**Reading text**
George Higinbotham (19 April 1826 – 31 December 1892) was a politician and was a Chief Justice of the Supreme Court of Victoria, which is the highest ranking court in the Australian colony (and later, State) of Victoria.

Early life
George Higinbotham was the sixth son (and youngest of eight) of Henry Higinbotham, a merchant in Dublin, and Sarah Wilson, daughter of Joseph Wilson, a man of Scottish ancestry who had gone to America and became an American citizen after the War of Independence and returned to Dublin as American consul. George Higinbotham was educated at the Royal School Dungannon, and having gained a Queen's scholarship of £50 a year, entered at Trinity College, Dublin.

Higinbotham qualified for the degree of B.A. in 1849 and M.A. in 1853, after a good but undistinguished course, and proceeded to London where he soon became a parliamentary reporter on the Morning Chronicle. Higinbotham entered himself as a student at Lincoln's Inn on 20 April 1848, and on 6 June 1853 was called to the bar.

Move to Australia
On 1 December 1853 Higinbotham left Liverpool for Australia on the Briseis and arrived at Melbourne on 10 March 1854, where he contributed to the Melbourne Herald and practised at the bar with much success. In 1857 he became editor of the Melbourne Argus, but resigned in 1859 and returned to the bar. He was elected to the Victorian Legislative Assembly in May 1861 for Brighton as an independent Liberal, was rejected at the general election of July the same year, but was returned nine months later.

Attorney-General
In June 1863, Higinbotham became attorney-general in the Sir James McCulloch government. Under his influence measures were passed through the legislative assembly of a somewhat extreme character, completely ignoring the rights of the Victorian Legislative Council, and the government was carried on without any Appropriation Act for more than a year. Higinbotham, by his eloquence and earnestness, obtained great influence amongst the members of the legislative assembly, but his colleagues were not prepared to follow him as far as he desired to go.
In April 1866, a conference of representatives of the two houses was held. Sir Charles Darling the governor had, however, in a dispatch forwarded in the previous December, used a phrase which suggested that he was allying himself with one of the parties to the dispute and was recalled. Higinbotham in his speech made in May 1866 on Darling's treatment declared that the real reason of his recall was that he had "assented to acts of his ministers which Cardwell (secretary of state for the colonies) declares to be illegal".

**Data block**
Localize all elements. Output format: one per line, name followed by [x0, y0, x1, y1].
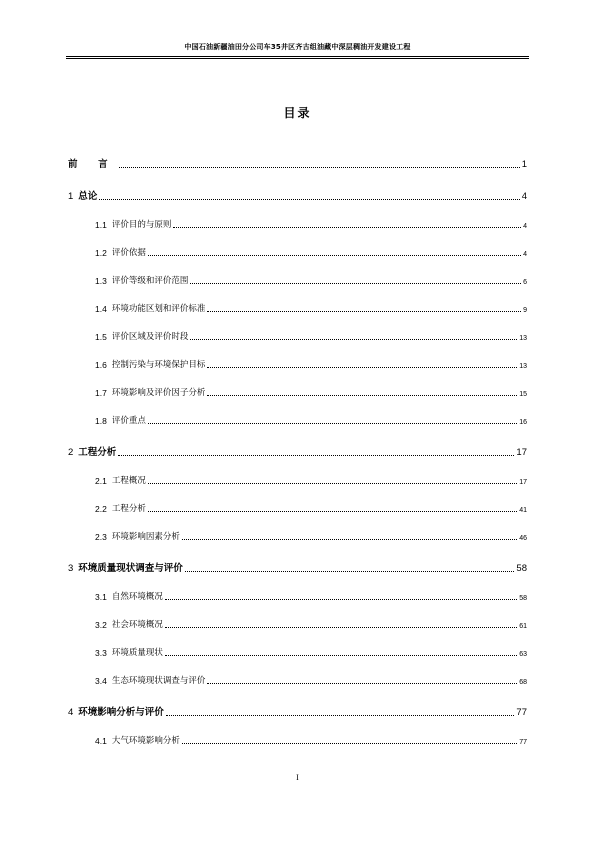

**Set task A**
Answer these questions using the biography of George Higinbotham above, marking your answers (i), (ii) and (iii):
(i) What was the annual value of the Queen's scholarship he gained?
(ii) On which ship did he sail from Liverpool for Australia?
(iii) In what month and year did he become attorney-general?
**Set task B**
For each statement, state whether it agrees with the biography of George Higinbotham above. Give yes or no, together with the decisive words of the biography quoted exactly, marking your answers (i), (ii) and (iii).
(i) He was called to the bar before he entered Lincoln's Inn as a student.
(ii) He resigned as editor of the Melbourne Argus in 1859.
(iii) He won the Brighton seat at the general election of July 1861.
**Set task C**
Carry on the biography of George Higinbotham, beginning after its final sentence.

**Right answer A**
(i) £50 a year
(ii) The Briseis
(iii) June 1863

**Right answer B**
(i) No: "Higinbotham entered himself as a student at Lincoln's Inn on 20 April 1848, and on 6 June 1853 was called to the bar."
(ii) Yes: "In 1857 he became editor of the Melbourne Argus, but resigned in 1859 and returned to the bar."
(iii) No: "was rejected at the general election of July the same year"

**Right answer C**
Higinbotham contended that in a constitutional colony like Victoria the secretary of state for the colonies had no right to fetter the discretion of the queen's representative.

In January 1865, the visit of the U.S. confederate cruiser CSS Shenandoah placed the government in a difficult position, and it has sometimes been assumed that the advice of Higinbotham (to not support the U.S. consul's request that the ship be seized as a pirate) as attorney-general must have been faulty in view of the subsequent arbitration proceedings going in favour of the United States. The voting, however, of the arbitrators was three to two, and one of the three appears to have given his decision with some hesitation. Higinbotham did not return to power with his chief, Sir James McCulloch, after the defeat of the short-lived Sladen administration; and being defeated for Brighton at the next general election by a comparatively unknown man, Sir Thomas Bent, he devoted himself to his practice at the bar.

In September 1866, a royal commission on education was appointed of which Higinbotham was made chairman. The work of the commission was done with great thoroughness and economy, and their recommendations were unanimous. Unfortunately one religious body had refused to be represented on the commission, and the feeling that arose caused the work that had been done to be nullified for the time being. 
In July 1868, McCulloch became premier again, but Higinbotham would accept only a subordinate position in the cabinet. He became vice-president of the board of land and works without salary.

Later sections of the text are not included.